(EXERCISE DETAILS) Give every entry again, word for word.

(DATA ROWS)
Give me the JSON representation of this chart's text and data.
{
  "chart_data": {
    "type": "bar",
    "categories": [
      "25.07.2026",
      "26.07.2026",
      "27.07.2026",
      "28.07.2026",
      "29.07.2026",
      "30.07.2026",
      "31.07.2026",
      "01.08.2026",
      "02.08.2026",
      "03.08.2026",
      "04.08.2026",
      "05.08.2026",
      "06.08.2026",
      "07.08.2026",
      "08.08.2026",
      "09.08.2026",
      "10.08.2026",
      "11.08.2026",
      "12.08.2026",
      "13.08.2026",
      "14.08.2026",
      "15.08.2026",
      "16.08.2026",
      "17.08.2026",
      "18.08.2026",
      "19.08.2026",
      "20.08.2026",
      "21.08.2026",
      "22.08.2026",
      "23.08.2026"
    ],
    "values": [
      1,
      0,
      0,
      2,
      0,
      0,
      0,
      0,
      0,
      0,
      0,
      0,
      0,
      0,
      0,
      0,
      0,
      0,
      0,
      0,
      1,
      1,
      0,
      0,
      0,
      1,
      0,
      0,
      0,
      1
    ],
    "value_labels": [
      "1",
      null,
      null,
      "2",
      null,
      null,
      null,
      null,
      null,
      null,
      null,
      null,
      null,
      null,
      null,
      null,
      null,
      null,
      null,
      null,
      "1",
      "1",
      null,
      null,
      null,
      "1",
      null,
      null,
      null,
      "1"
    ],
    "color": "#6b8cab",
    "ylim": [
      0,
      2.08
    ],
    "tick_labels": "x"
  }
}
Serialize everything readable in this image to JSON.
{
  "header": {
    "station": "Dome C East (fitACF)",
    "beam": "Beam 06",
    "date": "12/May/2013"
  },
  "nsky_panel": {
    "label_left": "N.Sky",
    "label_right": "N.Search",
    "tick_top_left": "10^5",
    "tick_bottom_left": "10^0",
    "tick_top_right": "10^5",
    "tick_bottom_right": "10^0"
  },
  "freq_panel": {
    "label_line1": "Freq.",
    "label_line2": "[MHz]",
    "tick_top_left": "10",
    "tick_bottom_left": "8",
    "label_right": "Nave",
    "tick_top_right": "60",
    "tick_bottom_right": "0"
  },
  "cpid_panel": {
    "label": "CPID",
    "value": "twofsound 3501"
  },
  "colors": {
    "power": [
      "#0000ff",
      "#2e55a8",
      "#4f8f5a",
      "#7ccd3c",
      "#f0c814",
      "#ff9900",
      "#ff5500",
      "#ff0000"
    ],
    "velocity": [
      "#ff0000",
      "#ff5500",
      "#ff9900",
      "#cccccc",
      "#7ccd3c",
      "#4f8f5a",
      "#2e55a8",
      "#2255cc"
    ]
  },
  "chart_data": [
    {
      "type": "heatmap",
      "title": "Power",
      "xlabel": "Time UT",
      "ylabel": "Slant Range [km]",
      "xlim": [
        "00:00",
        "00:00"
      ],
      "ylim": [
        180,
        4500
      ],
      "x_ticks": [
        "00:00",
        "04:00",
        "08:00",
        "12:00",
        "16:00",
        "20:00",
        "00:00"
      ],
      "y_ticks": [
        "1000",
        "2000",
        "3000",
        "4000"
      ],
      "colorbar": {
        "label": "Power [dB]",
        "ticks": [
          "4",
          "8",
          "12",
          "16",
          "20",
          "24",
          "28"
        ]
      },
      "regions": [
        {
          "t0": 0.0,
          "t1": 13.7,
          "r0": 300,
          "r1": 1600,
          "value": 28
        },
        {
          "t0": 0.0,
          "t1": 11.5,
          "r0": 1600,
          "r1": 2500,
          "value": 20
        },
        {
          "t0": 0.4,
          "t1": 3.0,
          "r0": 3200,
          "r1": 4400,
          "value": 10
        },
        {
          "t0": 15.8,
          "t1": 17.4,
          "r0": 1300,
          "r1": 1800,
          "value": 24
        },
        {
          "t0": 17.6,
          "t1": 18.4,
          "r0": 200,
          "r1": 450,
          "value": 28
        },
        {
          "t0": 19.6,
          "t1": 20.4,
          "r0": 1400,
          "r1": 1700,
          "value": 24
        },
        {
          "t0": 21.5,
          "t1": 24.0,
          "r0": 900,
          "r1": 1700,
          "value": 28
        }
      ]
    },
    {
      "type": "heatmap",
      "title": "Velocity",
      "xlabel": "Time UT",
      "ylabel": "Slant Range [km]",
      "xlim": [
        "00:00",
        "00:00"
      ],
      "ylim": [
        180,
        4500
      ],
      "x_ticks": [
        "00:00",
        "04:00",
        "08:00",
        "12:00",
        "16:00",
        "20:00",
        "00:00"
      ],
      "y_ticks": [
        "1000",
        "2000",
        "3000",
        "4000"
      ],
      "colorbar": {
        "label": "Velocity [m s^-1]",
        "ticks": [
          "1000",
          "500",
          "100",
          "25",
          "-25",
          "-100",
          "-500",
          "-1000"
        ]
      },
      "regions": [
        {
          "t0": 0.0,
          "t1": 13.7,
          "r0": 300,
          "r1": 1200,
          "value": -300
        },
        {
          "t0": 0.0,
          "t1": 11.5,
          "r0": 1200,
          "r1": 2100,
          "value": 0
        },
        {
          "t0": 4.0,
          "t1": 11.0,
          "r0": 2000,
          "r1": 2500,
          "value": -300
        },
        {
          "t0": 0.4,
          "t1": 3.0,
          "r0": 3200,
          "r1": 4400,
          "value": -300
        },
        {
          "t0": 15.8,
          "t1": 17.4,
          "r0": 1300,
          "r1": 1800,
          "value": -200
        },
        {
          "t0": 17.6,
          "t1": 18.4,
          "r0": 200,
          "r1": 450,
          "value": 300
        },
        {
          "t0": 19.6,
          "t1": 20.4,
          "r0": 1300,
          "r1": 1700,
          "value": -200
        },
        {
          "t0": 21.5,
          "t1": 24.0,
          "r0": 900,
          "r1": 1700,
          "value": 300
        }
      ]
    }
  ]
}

(OUTPUT)
Give me the JSON representation of this chart's text and data.
{
  "chart_data": {
    "type": "bar",
    "categories": [
      "25.07.2026",
      "26.07.2026",
      "27.07.2026",
      "28.07.2026",
      "29.07.2026",
      "30.07.2026",
      "31.07.2026",
      "01.08.2026",
      "02.08.2026",
      "03.08.2026",
      "04.08.2026",
      "05.08.2026",
      "06.08.2026",
      "07.08.2026",
      "08.08.2026",
      "09.08.2026",
      "10.08.2026",
      "11.08.2026",
      "12.08.2026",
      "13.08.2026",
      "14.08.2026",
      "15.08.2026",
      "16.08.2026",
      "17.08.2026",
      "18.08.2026",
      "19.08.2026",
      "20.08.2026",
      "21.08.2026",
      "22.08.2026",
      "23.08.2026"
    ],
    "values": [
      1,
      0,
      0,
      2,
      0,
      0,
      0,
      0,
      0,
      0,
      0,
      0,
      0,
      0,
      0,
      0,
      0,
      0,
      0,
      0,
      1,
      1,
      0,
      0,
      0,
      1,
      0,
      0,
      0,
      1
    ],
    "value_labels": [
      "1",
      null,
      null,
      "2",
      null,
      null,
      null,
      null,
      null,
      null,
      null,
      null,
      null,
      null,
      null,
      null,
      null,
      null,
      null,
      null,
      "1",
      "1",
      null,
      null,
      null,
      "1",
      null,
      null,
      null,
      "1"
    ],
    "color": "#6b8cab",
    "ylim": [
      0,
      2.08
    ],
    "tick_labels": "x"
  }
}
Serialize everything readable in this image to JSON.
{
  "header": {
    "station": "Dome C East (fitACF)",
    "beam": "Beam 06",
    "date": "12/May/2013"
  },
  "nsky_panel": {
    "label_left": "N.Sky",
    "label_right": "N.Search",
    "tick_top_left": "10^5",
    "tick_bottom_left": "10^0",
    "tick_top_right": "10^5",
    "tick_bottom_right": "10^0"
  },
  "freq_panel": {
    "label_line1": "Freq.",
    "label_line2": "[MHz]",
    "tick_top_left": "10",
    "tick_bottom_left": "8",
    "label_right": "Nave",
    "tick_top_right": "60",
    "tick_bottom_right": "0"
  },
  "cpid_panel": {
    "label": "CPID",
    "value": "twofsound 3501"
  },
  "colors": {
    "power": [
      "#0000ff",
      "#2e55a8",
      "#4f8f5a",
      "#7ccd3c",
      "#f0c814",
      "#ff9900",
      "#ff5500",
      "#ff0000"
    ],
    "velocity": [
      "#ff0000",
      "#ff5500",
      "#ff9900",
      "#cccccc",
      "#7ccd3c",
      "#4f8f5a",
      "#2e55a8",
      "#2255cc"
    ]
  },
  "chart_data": [
    {
      "type": "heatmap",
      "title": "Power",
      "xlabel": "Time UT",
      "ylabel": "Slant Range [km]",
      "xlim": [
        "00:00",
        "00:00"
      ],
      "ylim": [
        180,
        4500
      ],
      "x_ticks": [
        "00:00",
        "04:00",
        "08:00",
        "12:00",
        "16:00",
        "20:00",
        "00:00"
      ],
      "y_ticks": [
        "1000",
        "2000",
        "3000",
        "4000"
      ],
      "colorbar": {
        "label": "Power [dB]",
        "ticks": [
          "4",
          "8",
          "12",
          "16",
          "20",
          "24",
          "28"
        ]
      },
      "regions": [
        {
          "t0": 0.0,
          "t1": 13.7,
          "r0": 300,
          "r1": 1600,
          "value": 28
        },
        {
          "t0": 0.0,
          "t1": 11.5,
          "r0": 1600,
          "r1": 2500,
          "value": 20
        },
        {
          "t0": 0.4,
          "t1": 3.0,
          "r0": 3200,
          "r1": 4400,
          "value": 10
        },
        {
          "t0": 15.8,
          "t1": 17.4,
          "r0": 1300,
          "r1": 1800,
          "value": 24
        },
        {
          "t0": 17.6,
          "t1": 18.4,
          "r0": 200,
          "r1": 450,
          "value": 28
        },
        {
          "t0": 19.6,
          "t1": 20.4,
          "r0": 1400,
          "r1": 1700,
          "value": 24
        },
        {
          "t0": 21.5,
          "t1": 24.0,
          "r0": 900,
          "r1": 1700,
          "value": 28
        }
      ]
    },
    {
      "type": "heatmap",
      "title": "Velocity",
      "xlabel": "Time UT",
      "ylabel": "Slant Range [km]",
      "xlim": [
        "00:00",
        "00:00"
      ],
      "ylim": [
        180,
        4500
      ],
      "x_ticks": [
        "00:00",
        "04:00",
        "08:00",
        "12:00",
        "16:00",
        "20:00",
        "00:00"
      ],
      "y_ticks": [
        "1000",
        "2000",
        "3000",
        "4000"
      ],
      "colorbar": {
        "label": "Velocity [m s^-1]",
        "ticks": [
          "1000",
          "500",
          "100",
          "25",
          "-25",
          "-100",
          "-500",
          "-1000"
        ]
      },
      "regions": [
        {
          "t0": 0.0,
          "t1": 13.7,
          "r0": 300,
          "r1": 1200,
          "value": -300
        },
        {
          "t0": 0.0,
          "t1": 11.5,
          "r0": 1200,
          "r1": 2100,
          "value": 0
        },
        {
          "t0": 4.0,
          "t1": 11.0,
          "r0": 2000,
          "r1": 2500,
          "value": -300
        },
        {
          "t0": 0.4,
          "t1": 3.0,
          "r0": 3200,
          "r1": 4400,
          "value": -300
        },
        {
          "t0": 15.8,
          "t1": 17.4,
          "r0": 1300,
          "r1": 1800,
          "value": -200
        },
        {
          "t0": 17.6,
          "t1": 18.4,
          "r0": 200,
          "r1": 450,
          "value": 300
        },
        {
          "t0": 19.6,
          "t1": 20.4,
          "r0": 1300,
          "r1": 1700,
          "value": -200
        },
        {
          "t0": 21.5,
          "t1": 24.0,
          "r0": 900,
          "r1": 1700,
          "value": 300
        }
      ]
    }
  ]
}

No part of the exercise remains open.